(Stored records)
═══

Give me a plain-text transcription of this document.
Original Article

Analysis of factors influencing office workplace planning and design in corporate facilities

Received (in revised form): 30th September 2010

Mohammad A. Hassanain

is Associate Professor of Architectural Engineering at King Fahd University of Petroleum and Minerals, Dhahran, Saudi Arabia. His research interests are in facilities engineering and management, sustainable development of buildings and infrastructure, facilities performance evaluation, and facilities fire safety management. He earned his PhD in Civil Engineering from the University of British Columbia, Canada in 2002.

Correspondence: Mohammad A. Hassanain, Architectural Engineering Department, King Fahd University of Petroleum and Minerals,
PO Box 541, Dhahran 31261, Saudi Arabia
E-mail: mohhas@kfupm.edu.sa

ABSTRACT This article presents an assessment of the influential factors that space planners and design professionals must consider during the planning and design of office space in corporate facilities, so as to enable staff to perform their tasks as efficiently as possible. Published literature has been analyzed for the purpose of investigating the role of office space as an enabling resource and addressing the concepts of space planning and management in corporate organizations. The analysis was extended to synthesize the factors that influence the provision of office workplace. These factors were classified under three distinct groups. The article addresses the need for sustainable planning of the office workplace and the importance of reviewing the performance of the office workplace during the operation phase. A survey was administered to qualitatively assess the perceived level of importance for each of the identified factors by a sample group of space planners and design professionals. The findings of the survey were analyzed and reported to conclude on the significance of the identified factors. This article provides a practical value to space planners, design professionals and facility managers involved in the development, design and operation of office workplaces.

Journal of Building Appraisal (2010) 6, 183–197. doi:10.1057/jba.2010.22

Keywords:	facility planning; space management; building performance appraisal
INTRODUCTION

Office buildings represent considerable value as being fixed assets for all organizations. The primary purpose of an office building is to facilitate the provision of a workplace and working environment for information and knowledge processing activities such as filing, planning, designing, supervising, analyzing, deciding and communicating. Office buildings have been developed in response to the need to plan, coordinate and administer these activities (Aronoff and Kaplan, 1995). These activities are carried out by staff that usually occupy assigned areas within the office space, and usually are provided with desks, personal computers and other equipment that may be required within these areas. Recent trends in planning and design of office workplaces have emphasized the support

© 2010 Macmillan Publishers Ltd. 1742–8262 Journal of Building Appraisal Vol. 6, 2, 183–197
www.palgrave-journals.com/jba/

═══

What is asked | Go through the listing and print each line exactly as it appears.

Written reply |
Give me a plain-text transcription of this document.
Original Article

Analysis of factors influencing office workplace planning and design in corporate facilities

Received (in revised form): 30th September 2010

Mohammad A. Hassanain

is Associate Professor of Architectural Engineering at King Fahd University of Petroleum and Minerals, Dhahran, Saudi Arabia. His research interests are in facilities engineering and management, sustainable development of buildings and infrastructure, facilities performance evaluation, and facilities fire safety management. He earned his PhD in Civil Engineering from the University of British Columbia, Canada in 2002.

Correspondence: Mohammad A. Hassanain, Architectural Engineering Department, King Fahd University of Petroleum and Minerals,
PO Box 541, Dhahran 31261, Saudi Arabia
E-mail: mohhas@kfupm.edu.sa

ABSTRACT This article presents an assessment of the influential factors that space planners and design professionals must consider during the planning and design of office space in corporate facilities, so as to enable staff to perform their tasks as efficiently as possible. Published literature has been analyzed for the purpose of investigating the role of office space as an enabling resource and addressing the concepts of space planning and management in corporate organizations. The analysis was extended to synthesize the factors that influence the provision of office workplace. These factors were classified under three distinct groups. The article addresses the need for sustainable planning of the office workplace and the importance of reviewing the performance of the office workplace during the operation phase. A survey was administered to qualitatively assess the perceived level of importance for each of the identified factors by a sample group of space planners and design professionals. The findings of the survey were analyzed and reported to conclude on the significance of the identified factors. This article provides a practical value to space planners, design professionals and facility managers involved in the development, design and operation of office workplaces.

Journal of Building Appraisal (2010) 6, 183–197. doi:10.1057/jba.2010.22

Keywords:	facility planning; space management; building performance appraisal
INTRODUCTION

Office buildings represent considerable value as being fixed assets for all organizations. The primary purpose of an office building is to facilitate the provision of a workplace and working environment for information and knowledge processing activities such as filing, planning, designing, supervising, analyzing, deciding and communicating. Office buildings have been developed in response to the need to plan, coordinate and administer these activities (Aronoff and Kaplan, 1995). These activities are carried out by staff that usually occupy assigned areas within the office space, and usually are provided with desks, personal computers and other equipment that may be required within these areas. Recent trends in planning and design of office workplaces have emphasized the support

© 2010 Macmillan Publishers Ltd. 1742–8262 Journal of Building Appraisal Vol. 6, 2, 183–197
www.palgrave-journals.com/jba/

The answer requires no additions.